Pictures aside, quote the whole listing exactly.

BEGIN Supplied material

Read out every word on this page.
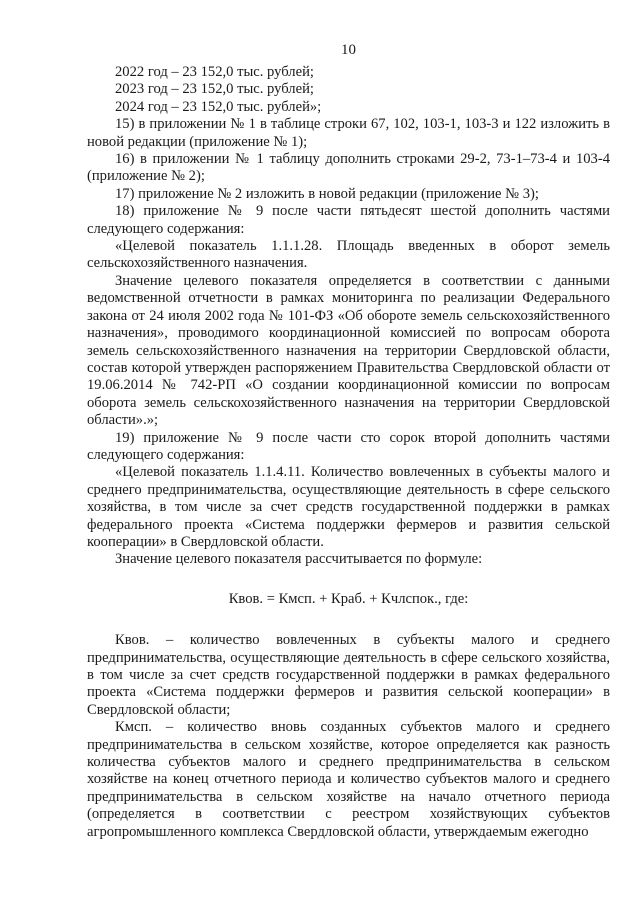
10

2022 год – 23 152,0 тыс. рублей;

2023 год – 23 152,0 тыс. рублей;

2024 год – 23 152,0 тыс. рублей»;

15) в приложении № 1 в таблице строки 67, 102, 103-1, 103-3 и 122 изложить в новой редакции (приложение № 1);

16) в приложении № 1 таблицу дополнить строками 29-2, 73-1–73-4 и 103-4 (приложение № 2);

17) приложение № 2 изложить в новой редакции (приложение № 3);

18) приложение № 9 после части пятьдесят шестой дополнить частями следующего содержания:

«Целевой показатель 1.1.1.28. Площадь введенных в оборот земель сельскохозяйственного назначения.

Значение целевого показателя определяется в соответствии с данными ведомственной отчетности в рамках мониторинга по реализации Федерального закона от 24 июля 2002 года № 101-ФЗ «Об обороте земель сельскохозяйственного назначения», проводимого координационной комиссией по вопросам оборота земель сельскохозяйственного назначения на территории Свердловской области, состав которой утвержден распоряжением Правительства Свердловской области от 19.06.2014 № 742-РП «О создании координационной комиссии по вопросам оборота земель сельскохозяйственного назначения на территории Свердловской области».»;

19) приложение № 9 после части сто сорок второй дополнить частями следующего содержания:

«Целевой показатель 1.1.4.11. Количество вовлеченных в субъекты малого и среднего предпринимательства, осуществляющие деятельность в сфере сельского хозяйства, в том числе за счет средств государственной поддержки в рамках федерального проекта «Система поддержки фермеров и развития сельской кооперации» в Свердловской области.

Значение целевого показателя рассчитывается по формуле:

Квов. = Кмсп. + Краб. + Кчлспок., где:

Квов. – количество вовлеченных в субъекты малого и среднего предпринимательства, осуществляющие деятельность в сфере сельского хозяйства, в том числе за счет средств государственной поддержки в рамках федерального проекта «Система поддержки фермеров и развития сельской кооперации» в Свердловской области;

Кмсп. – количество вновь созданных субъектов малого и среднего предпринимательства в сельском хозяйстве, которое определяется как разность количества субъектов малого и среднего предпринимательства в сельском хозяйстве на конец отчетного периода и количество субъектов малого и среднего предпринимательства в сельском хозяйстве на начало отчетного периода (определяется в соответствии с реестром хозяйствующих субъектов агропромышленного комплекса Свердловской области, утверждаемым ежегодно
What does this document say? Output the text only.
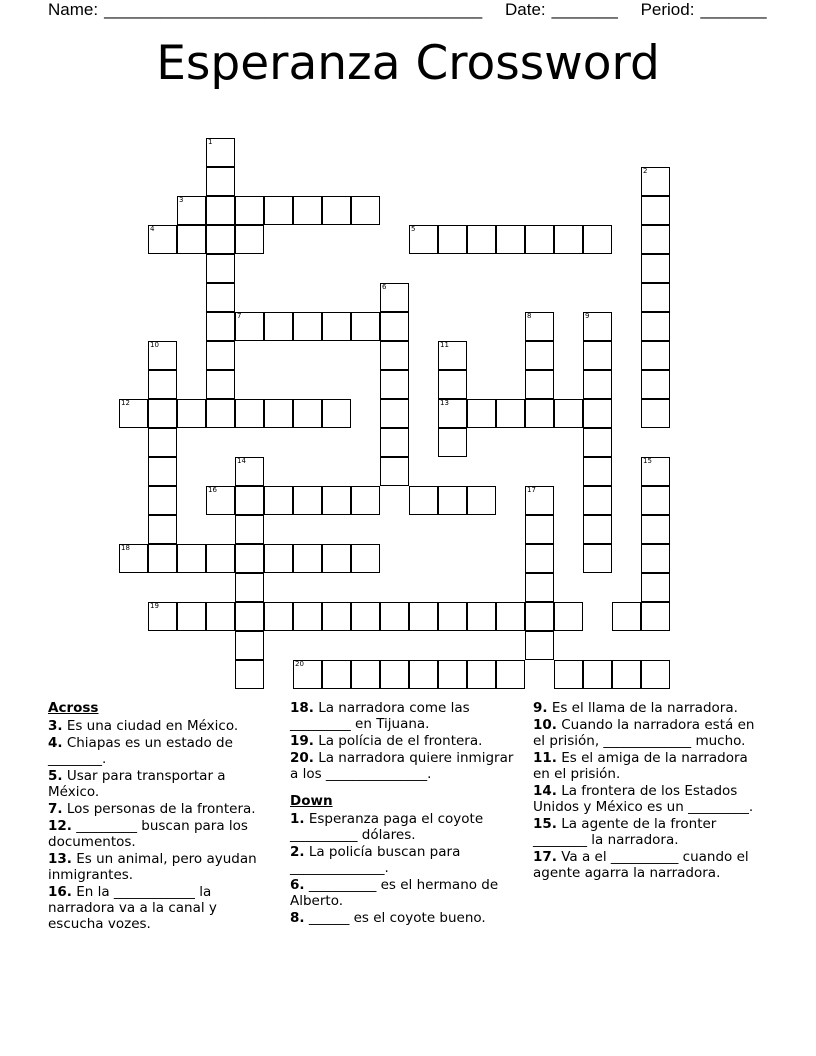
Name: ________________________________________ Date: _______ Period: _______
Esperanza Crossword
1
4
3
5
2
6
7	8	9
10	11
12	13
14	15
16	17
18
19
20
Across
3. Es una ciudad en México.
4. Chiapas es un estado de ________.
5. Usar para transportar a México.
7. Los personas de la frontera.
12. _________ buscan para los documentos.
13. Es un animal, pero ayudan inmigrantes.
16. En la ____________ la narradora va a la canal y escucha vozes.
18. La narradora come las _________ en Tijuana.
19. La polícia de el frontera.
20. La narradora quiere inmigrar a los _______________.
Down
1. Esperanza paga el coyote __________ dólares.
2. La policía buscan para ______________.
6. __________ es el hermano de Alberto.
8. ______ es el coyote bueno.
9. Es el llama de la narradora.
10. Cuando la narradora está en el prisión, _____________ mucho.
11. Es el amiga de la narradora en el prisión.
14. La frontera de los Estados Unidos y México es un _________.
15. La agente de la fronter ________ la narradora.
17. Va a el __________ cuando el agente agarra la narradora.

END Supplied material

#### [Final result]
Read out every word on this page.
10

2022 год – 23 152,0 тыс. рублей;

2023 год – 23 152,0 тыс. рублей;

2024 год – 23 152,0 тыс. рублей»;

15) в приложении № 1 в таблице строки 67, 102, 103-1, 103-3 и 122 изложить в новой редакции (приложение № 1);

16) в приложении № 1 таблицу дополнить строками 29-2, 73-1–73-4 и 103-4 (приложение № 2);

17) приложение № 2 изложить в новой редакции (приложение № 3);

18) приложение № 9 после части пятьдесят шестой дополнить частями следующего содержания:

«Целевой показатель 1.1.1.28. Площадь введенных в оборот земель сельскохозяйственного назначения.

Значение целевого показателя определяется в соответствии с данными ведомственной отчетности в рамках мониторинга по реализации Федерального закона от 24 июля 2002 года № 101-ФЗ «Об обороте земель сельскохозяйственного назначения», проводимого координационной комиссией по вопросам оборота земель сельскохозяйственного назначения на территории Свердловской области, состав которой утвержден распоряжением Правительства Свердловской области от 19.06.2014 № 742-РП «О создании координационной комиссии по вопросам оборота земель сельскохозяйственного назначения на территории Свердловской области».»;

19) приложение № 9 после части сто сорок второй дополнить частями следующего содержания:

«Целевой показатель 1.1.4.11. Количество вовлеченных в субъекты малого и среднего предпринимательства, осуществляющие деятельность в сфере сельского хозяйства, в том числе за счет средств государственной поддержки в рамках федерального проекта «Система поддержки фермеров и развития сельской кооперации» в Свердловской области.

Значение целевого показателя рассчитывается по формуле:

Квов. = Кмсп. + Краб. + Кчлспок., где:

Квов. – количество вовлеченных в субъекты малого и среднего предпринимательства, осуществляющие деятельность в сфере сельского хозяйства, в том числе за счет средств государственной поддержки в рамках федерального проекта «Система поддержки фермеров и развития сельской кооперации» в Свердловской области;

Кмсп. – количество вновь созданных субъектов малого и среднего предпринимательства в сельском хозяйстве, которое определяется как разность количества субъектов малого и среднего предпринимательства в сельском хозяйстве на конец отчетного периода и количество субъектов малого и среднего предпринимательства в сельском хозяйстве на начало отчетного периода (определяется в соответствии с реестром хозяйствующих субъектов агропромышленного комплекса Свердловской области, утверждаемым ежегодно
What does this document say? Output the text only.
Name: ________________________________________ Date: _______ Period: _______
Esperanza Crossword
1
4
3
5
2
6
7	8	9
10	11
12	13
14	15
16	17
18
19
20
Across
3. Es una ciudad en México.
4. Chiapas es un estado de ________.
5. Usar para transportar a México.
7. Los personas de la frontera.
12. _________ buscan para los documentos.
13. Es un animal, pero ayudan inmigrantes.
16. En la ____________ la narradora va a la canal y escucha vozes.
18. La narradora come las _________ en Tijuana.
19. La polícia de el frontera.
20. La narradora quiere inmigrar a los _______________.
Down
1. Esperanza paga el coyote __________ dólares.
2. La policía buscan para ______________.
6. __________ es el hermano de Alberto.
8. ______ es el coyote bueno.
9. Es el llama de la narradora.
10. Cuando la narradora está en el prisión, _____________ mucho.
11. Es el amiga de la narradora en el prisión.
14. La frontera de los Estados Unidos y México es un _________.
15. La agente de la fronter ________ la narradora.
17. Va a el __________ cuando el agente agarra la narradora.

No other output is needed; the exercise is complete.